■ The problem
The listing below is the input. Say how many of its lines contain "screenshot", giving the number alone.

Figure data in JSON

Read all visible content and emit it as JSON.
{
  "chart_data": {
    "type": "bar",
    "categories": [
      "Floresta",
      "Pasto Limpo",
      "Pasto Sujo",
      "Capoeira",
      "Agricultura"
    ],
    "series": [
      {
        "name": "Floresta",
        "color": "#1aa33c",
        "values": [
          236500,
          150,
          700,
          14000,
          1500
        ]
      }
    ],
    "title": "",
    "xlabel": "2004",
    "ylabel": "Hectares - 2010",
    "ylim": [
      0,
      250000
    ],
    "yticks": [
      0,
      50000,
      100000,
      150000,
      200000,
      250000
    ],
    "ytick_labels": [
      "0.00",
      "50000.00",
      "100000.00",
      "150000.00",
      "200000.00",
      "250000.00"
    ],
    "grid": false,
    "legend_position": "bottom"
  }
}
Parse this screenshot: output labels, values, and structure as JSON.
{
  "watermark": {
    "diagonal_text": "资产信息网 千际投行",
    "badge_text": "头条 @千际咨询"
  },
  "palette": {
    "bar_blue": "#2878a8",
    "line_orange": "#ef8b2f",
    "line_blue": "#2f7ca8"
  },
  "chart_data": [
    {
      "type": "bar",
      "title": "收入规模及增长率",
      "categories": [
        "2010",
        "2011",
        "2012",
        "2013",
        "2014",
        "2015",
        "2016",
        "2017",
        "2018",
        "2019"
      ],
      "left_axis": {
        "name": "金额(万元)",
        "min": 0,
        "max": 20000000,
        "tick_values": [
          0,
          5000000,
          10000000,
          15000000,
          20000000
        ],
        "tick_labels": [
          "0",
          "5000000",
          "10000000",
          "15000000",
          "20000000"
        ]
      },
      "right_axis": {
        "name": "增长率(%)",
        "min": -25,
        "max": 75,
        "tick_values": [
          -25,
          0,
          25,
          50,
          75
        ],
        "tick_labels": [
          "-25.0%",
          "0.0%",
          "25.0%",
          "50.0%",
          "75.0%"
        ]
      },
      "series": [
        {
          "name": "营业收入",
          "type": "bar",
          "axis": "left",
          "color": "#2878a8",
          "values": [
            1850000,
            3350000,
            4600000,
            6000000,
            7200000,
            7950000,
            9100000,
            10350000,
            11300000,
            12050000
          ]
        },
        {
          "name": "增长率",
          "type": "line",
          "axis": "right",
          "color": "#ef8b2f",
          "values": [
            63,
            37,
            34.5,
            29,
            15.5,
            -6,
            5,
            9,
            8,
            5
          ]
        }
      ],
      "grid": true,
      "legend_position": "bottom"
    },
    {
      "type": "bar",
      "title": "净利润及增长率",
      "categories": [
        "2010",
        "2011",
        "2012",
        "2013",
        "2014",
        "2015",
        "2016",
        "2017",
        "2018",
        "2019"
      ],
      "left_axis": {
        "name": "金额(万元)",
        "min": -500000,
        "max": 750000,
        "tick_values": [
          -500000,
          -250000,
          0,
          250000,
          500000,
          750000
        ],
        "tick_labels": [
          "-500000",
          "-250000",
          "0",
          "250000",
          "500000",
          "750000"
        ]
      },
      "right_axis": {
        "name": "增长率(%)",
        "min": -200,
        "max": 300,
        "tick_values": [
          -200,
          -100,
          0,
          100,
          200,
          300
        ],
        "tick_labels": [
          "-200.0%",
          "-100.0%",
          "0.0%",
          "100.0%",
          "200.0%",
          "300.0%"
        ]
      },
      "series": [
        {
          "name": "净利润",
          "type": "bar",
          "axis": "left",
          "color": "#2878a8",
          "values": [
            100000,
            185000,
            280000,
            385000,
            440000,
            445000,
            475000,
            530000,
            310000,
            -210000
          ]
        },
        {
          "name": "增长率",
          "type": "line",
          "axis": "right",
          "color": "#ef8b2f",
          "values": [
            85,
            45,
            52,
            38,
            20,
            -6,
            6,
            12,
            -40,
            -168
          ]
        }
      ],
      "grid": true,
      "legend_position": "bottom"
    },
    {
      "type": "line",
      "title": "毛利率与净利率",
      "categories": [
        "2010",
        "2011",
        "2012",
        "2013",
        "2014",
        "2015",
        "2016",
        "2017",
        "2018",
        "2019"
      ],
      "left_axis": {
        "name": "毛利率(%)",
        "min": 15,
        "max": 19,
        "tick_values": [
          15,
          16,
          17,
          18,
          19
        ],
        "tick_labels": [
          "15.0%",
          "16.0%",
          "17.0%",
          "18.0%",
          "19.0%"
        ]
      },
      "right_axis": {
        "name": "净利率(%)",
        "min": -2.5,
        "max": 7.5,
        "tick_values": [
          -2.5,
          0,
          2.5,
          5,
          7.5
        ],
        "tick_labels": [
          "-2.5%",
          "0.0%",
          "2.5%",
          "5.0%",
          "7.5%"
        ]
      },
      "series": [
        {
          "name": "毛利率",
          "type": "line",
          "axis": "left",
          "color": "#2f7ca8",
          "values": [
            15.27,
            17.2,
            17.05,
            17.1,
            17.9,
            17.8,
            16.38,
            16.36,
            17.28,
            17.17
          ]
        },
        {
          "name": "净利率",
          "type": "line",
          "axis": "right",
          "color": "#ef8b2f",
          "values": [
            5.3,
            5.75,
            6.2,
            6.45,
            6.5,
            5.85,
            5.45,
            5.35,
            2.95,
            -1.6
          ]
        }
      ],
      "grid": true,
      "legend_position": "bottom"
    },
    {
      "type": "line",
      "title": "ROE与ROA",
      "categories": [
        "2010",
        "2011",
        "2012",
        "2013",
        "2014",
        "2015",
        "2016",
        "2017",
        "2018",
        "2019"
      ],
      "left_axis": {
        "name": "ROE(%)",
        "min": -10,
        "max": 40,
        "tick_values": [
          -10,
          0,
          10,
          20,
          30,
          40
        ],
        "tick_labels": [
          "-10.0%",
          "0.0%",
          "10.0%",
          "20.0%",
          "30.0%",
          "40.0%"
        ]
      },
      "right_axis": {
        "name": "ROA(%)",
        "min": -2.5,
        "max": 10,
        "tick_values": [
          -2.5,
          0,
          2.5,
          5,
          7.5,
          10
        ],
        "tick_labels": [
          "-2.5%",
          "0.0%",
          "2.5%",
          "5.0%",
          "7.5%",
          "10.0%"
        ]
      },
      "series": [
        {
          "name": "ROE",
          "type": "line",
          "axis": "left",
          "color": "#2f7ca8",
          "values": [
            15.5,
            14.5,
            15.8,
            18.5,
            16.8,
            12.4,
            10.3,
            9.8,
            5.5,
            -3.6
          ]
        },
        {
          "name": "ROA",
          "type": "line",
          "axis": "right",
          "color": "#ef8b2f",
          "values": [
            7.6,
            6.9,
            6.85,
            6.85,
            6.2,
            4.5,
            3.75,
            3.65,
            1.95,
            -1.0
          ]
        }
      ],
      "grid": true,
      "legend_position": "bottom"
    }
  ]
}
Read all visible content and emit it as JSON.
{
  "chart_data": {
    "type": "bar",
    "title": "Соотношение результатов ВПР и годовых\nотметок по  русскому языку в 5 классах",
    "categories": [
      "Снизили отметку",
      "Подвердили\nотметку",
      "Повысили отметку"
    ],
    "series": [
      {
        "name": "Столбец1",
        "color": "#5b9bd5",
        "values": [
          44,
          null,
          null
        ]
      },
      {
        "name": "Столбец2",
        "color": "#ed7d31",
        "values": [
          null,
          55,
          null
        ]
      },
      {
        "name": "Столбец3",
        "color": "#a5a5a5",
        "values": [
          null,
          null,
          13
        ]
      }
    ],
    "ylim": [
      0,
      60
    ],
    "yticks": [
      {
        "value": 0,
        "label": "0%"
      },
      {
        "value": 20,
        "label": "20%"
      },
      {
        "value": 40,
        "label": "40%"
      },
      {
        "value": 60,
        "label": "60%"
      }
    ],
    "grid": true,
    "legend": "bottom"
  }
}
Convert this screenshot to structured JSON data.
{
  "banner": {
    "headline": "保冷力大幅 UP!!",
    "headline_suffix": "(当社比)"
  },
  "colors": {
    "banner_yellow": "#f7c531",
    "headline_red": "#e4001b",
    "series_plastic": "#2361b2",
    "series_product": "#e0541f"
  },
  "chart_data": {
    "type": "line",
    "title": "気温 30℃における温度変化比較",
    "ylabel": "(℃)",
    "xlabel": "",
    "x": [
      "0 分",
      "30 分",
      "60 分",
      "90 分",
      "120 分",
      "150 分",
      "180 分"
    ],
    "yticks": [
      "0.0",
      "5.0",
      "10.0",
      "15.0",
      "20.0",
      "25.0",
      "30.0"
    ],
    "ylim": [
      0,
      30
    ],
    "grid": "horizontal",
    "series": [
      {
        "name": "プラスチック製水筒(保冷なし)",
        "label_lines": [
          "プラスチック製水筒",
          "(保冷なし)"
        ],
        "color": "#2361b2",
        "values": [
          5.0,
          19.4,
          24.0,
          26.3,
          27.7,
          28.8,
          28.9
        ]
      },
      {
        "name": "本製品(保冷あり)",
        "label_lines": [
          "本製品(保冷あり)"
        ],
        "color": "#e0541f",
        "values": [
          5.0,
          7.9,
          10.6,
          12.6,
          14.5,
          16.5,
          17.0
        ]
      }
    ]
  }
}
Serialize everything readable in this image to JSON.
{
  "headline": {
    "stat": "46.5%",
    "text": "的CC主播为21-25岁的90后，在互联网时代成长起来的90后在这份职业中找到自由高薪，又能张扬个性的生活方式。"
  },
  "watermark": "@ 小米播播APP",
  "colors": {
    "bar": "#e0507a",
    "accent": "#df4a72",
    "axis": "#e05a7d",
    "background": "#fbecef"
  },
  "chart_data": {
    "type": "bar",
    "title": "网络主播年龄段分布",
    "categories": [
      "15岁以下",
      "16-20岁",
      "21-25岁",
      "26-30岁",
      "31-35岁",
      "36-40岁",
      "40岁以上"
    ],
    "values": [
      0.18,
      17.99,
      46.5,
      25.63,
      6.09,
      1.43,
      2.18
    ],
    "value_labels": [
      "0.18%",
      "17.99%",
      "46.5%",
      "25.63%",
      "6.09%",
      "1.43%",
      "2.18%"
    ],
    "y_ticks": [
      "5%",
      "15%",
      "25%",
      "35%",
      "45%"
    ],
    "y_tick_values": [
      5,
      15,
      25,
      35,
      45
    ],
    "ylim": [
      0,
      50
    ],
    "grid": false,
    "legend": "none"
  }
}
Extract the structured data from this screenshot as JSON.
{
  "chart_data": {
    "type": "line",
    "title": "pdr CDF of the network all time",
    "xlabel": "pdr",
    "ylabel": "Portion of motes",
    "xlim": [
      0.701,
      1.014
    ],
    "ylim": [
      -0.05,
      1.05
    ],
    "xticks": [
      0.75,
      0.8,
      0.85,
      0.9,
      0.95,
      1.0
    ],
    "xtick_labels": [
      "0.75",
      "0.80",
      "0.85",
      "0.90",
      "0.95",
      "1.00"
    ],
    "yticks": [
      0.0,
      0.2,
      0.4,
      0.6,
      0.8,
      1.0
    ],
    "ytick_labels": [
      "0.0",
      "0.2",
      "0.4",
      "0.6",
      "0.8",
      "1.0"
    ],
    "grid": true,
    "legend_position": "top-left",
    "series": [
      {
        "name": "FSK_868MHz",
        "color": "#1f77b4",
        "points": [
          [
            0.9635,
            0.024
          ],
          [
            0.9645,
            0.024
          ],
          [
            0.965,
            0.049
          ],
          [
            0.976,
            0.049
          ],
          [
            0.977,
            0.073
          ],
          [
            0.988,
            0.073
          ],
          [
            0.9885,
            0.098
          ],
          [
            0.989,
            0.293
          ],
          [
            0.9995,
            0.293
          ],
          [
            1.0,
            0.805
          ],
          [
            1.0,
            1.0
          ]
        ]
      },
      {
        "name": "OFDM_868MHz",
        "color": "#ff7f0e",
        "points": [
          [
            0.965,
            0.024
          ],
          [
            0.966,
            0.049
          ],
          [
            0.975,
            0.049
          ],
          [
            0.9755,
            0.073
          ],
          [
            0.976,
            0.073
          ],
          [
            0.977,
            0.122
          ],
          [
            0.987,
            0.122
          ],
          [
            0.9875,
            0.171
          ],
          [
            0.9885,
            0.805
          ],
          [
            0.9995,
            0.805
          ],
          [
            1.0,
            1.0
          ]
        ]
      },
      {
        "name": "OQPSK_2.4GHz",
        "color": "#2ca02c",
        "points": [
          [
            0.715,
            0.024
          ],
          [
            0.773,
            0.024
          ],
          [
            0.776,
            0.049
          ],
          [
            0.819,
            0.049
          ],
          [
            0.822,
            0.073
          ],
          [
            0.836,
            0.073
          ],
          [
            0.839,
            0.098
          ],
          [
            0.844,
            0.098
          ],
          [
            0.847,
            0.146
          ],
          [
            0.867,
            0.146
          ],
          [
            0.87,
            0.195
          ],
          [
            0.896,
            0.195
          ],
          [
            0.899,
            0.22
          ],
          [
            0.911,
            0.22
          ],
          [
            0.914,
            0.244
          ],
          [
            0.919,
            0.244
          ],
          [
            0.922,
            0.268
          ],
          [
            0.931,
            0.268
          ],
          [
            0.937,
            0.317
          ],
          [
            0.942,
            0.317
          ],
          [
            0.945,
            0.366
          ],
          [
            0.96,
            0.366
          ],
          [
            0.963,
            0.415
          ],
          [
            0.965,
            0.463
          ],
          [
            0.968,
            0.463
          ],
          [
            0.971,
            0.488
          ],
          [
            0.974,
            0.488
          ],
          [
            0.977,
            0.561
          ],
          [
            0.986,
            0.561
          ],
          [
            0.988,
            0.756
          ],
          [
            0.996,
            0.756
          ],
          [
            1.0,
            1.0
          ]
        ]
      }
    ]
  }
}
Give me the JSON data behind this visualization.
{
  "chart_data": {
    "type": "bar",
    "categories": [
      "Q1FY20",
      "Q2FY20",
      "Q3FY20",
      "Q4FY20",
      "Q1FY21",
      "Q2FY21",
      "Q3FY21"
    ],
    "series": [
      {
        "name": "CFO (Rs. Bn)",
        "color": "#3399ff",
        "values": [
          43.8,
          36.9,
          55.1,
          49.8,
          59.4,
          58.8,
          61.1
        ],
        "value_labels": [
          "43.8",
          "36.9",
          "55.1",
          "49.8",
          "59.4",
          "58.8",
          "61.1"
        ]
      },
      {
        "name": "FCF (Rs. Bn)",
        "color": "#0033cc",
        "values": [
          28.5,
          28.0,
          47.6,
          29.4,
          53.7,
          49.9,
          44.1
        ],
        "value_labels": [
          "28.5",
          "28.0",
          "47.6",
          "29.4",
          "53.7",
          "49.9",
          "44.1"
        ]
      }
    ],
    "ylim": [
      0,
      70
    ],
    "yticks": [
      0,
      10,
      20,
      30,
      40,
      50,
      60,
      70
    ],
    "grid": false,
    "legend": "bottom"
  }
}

■ Right answer
3